▶

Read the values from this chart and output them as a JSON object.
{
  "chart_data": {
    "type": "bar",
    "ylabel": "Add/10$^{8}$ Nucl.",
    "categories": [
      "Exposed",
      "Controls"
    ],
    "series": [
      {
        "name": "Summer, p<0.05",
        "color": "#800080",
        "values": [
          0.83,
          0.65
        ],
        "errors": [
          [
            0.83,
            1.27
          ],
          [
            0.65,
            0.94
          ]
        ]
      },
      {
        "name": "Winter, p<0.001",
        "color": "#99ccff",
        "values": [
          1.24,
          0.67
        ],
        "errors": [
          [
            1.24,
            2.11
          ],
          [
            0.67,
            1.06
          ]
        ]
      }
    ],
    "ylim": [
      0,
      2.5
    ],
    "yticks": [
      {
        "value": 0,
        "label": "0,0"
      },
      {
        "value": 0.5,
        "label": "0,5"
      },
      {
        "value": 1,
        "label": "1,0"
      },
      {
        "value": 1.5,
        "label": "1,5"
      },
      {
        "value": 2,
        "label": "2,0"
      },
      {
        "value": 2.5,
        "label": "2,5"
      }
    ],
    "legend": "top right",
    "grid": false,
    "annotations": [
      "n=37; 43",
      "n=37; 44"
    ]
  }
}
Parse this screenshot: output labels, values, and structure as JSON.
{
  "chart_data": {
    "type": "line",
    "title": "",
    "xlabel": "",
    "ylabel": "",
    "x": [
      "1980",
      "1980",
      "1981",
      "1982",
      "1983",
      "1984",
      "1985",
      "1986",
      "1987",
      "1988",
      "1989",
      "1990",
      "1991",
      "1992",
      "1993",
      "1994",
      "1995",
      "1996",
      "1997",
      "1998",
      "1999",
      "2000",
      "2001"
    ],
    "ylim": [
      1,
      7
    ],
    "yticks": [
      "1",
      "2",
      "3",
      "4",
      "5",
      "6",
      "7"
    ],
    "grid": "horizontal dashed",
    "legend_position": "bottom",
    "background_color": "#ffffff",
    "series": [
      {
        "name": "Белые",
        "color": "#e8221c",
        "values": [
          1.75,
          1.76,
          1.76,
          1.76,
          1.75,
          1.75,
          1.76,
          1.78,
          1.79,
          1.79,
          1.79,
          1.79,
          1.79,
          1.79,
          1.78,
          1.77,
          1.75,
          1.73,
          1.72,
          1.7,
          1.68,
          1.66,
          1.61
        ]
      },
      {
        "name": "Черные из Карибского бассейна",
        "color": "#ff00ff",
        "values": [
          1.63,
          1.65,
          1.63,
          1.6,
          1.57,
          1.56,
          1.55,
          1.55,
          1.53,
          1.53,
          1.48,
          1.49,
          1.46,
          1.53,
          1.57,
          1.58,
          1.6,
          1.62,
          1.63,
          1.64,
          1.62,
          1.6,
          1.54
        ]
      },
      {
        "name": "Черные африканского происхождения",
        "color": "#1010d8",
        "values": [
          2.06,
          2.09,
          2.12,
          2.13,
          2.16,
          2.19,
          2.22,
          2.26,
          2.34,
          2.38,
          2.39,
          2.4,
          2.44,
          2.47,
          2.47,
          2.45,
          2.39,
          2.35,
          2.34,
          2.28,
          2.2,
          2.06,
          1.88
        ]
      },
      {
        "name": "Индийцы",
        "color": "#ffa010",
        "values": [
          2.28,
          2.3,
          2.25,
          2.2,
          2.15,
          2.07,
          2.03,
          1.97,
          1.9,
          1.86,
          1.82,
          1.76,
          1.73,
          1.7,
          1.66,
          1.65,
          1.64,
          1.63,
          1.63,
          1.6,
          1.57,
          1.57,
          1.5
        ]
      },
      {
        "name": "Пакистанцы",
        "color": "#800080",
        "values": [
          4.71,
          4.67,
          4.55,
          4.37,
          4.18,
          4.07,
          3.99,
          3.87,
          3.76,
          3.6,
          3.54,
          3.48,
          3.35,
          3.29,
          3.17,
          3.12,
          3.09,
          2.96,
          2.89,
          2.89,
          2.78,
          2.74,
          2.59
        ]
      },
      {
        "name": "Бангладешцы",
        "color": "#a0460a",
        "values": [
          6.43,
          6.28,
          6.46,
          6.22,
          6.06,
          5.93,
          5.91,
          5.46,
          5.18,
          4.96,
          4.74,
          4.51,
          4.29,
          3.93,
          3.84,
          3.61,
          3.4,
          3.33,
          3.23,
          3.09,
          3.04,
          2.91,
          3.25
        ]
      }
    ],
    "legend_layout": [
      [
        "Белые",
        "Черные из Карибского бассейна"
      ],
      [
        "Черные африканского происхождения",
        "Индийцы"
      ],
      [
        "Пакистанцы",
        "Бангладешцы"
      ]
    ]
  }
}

◀

§ EXERCISE DETAILS
Each record should come back exactly as written.

§ TASK RESULT
Read the values from this chart and output them as a JSON object.
{
  "chart_data": {
    "type": "bar",
    "ylabel": "Add/10$^{8}$ Nucl.",
    "categories": [
      "Exposed",
      "Controls"
    ],
    "series": [
      {
        "name": "Summer, p<0.05",
        "color": "#800080",
        "values": [
          0.83,
          0.65
        ],
        "errors": [
          [
            0.83,
            1.27
          ],
          [
            0.65,
            0.94
          ]
        ]
      },
      {
        "name": "Winter, p<0.001",
        "color": "#99ccff",
        "values": [
          1.24,
          0.67
        ],
        "errors": [
          [
            1.24,
            2.11
          ],
          [
            0.67,
            1.06
          ]
        ]
      }
    ],
    "ylim": [
      0,
      2.5
    ],
    "yticks": [
      {
        "value": 0,
        "label": "0,0"
      },
      {
        "value": 0.5,
        "label": "0,5"
      },
      {
        "value": 1,
        "label": "1,0"
      },
      {
        "value": 1.5,
        "label": "1,5"
      },
      {
        "value": 2,
        "label": "2,0"
      },
      {
        "value": 2.5,
        "label": "2,5"
      }
    ],
    "legend": "top right",
    "grid": false,
    "annotations": [
      "n=37; 43",
      "n=37; 44"
    ]
  }
}
Parse this screenshot: output labels, values, and structure as JSON.
{
  "chart_data": {
    "type": "line",
    "title": "",
    "xlabel": "",
    "ylabel": "",
    "x": [
      "1980",
      "1980",
      "1981",
      "1982",
      "1983",
      "1984",
      "1985",
      "1986",
      "1987",
      "1988",
      "1989",
      "1990",
      "1991",
      "1992",
      "1993",
      "1994",
      "1995",
      "1996",
      "1997",
      "1998",
      "1999",
      "2000",
      "2001"
    ],
    "ylim": [
      1,
      7
    ],
    "yticks": [
      "1",
      "2",
      "3",
      "4",
      "5",
      "6",
      "7"
    ],
    "grid": "horizontal dashed",
    "legend_position": "bottom",
    "background_color": "#ffffff",
    "series": [
      {
        "name": "Белые",
        "color": "#e8221c",
        "values": [
          1.75,
          1.76,
          1.76,
          1.76,
          1.75,
          1.75,
          1.76,
          1.78,
          1.79,
          1.79,
          1.79,
          1.79,
          1.79,
          1.79,
          1.78,
          1.77,
          1.75,
          1.73,
          1.72,
          1.7,
          1.68,
          1.66,
          1.61
        ]
      },
      {
        "name": "Черные из Карибского бассейна",
        "color": "#ff00ff",
        "values": [
          1.63,
          1.65,
          1.63,
          1.6,
          1.57,
          1.56,
          1.55,
          1.55,
          1.53,
          1.53,
          1.48,
          1.49,
          1.46,
          1.53,
          1.57,
          1.58,
          1.6,
          1.62,
          1.63,
          1.64,
          1.62,
          1.6,
          1.54
        ]
      },
      {
        "name": "Черные африканского происхождения",
        "color": "#1010d8",
        "values": [
          2.06,
          2.09,
          2.12,
          2.13,
          2.16,
          2.19,
          2.22,
          2.26,
          2.34,
          2.38,
          2.39,
          2.4,
          2.44,
          2.47,
          2.47,
          2.45,
          2.39,
          2.35,
          2.34,
          2.28,
          2.2,
          2.06,
          1.88
        ]
      },
      {
        "name": "Индийцы",
        "color": "#ffa010",
        "values": [
          2.28,
          2.3,
          2.25,
          2.2,
          2.15,
          2.07,
          2.03,
          1.97,
          1.9,
          1.86,
          1.82,
          1.76,
          1.73,
          1.7,
          1.66,
          1.65,
          1.64,
          1.63,
          1.63,
          1.6,
          1.57,
          1.57,
          1.5
        ]
      },
      {
        "name": "Пакистанцы",
        "color": "#800080",
        "values": [
          4.71,
          4.67,
          4.55,
          4.37,
          4.18,
          4.07,
          3.99,
          3.87,
          3.76,
          3.6,
          3.54,
          3.48,
          3.35,
          3.29,
          3.17,
          3.12,
          3.09,
          2.96,
          2.89,
          2.89,
          2.78,
          2.74,
          2.59
        ]
      },
      {
        "name": "Бангладешцы",
        "color": "#a0460a",
        "values": [
          6.43,
          6.28,
          6.46,
          6.22,
          6.06,
          5.93,
          5.91,
          5.46,
          5.18,
          4.96,
          4.74,
          4.51,
          4.29,
          3.93,
          3.84,
          3.61,
          3.4,
          3.33,
          3.23,
          3.09,
          3.04,
          2.91,
          3.25
        ]
      }
    ],
    "legend_layout": [
      [
        "Белые",
        "Черные из Карибского бассейна"
      ],
      [
        "Черные африканского происхождения",
        "Индийцы"
      ],
      [
        "Пакистанцы",
        "Бангладешцы"
      ]
    ]
  }
}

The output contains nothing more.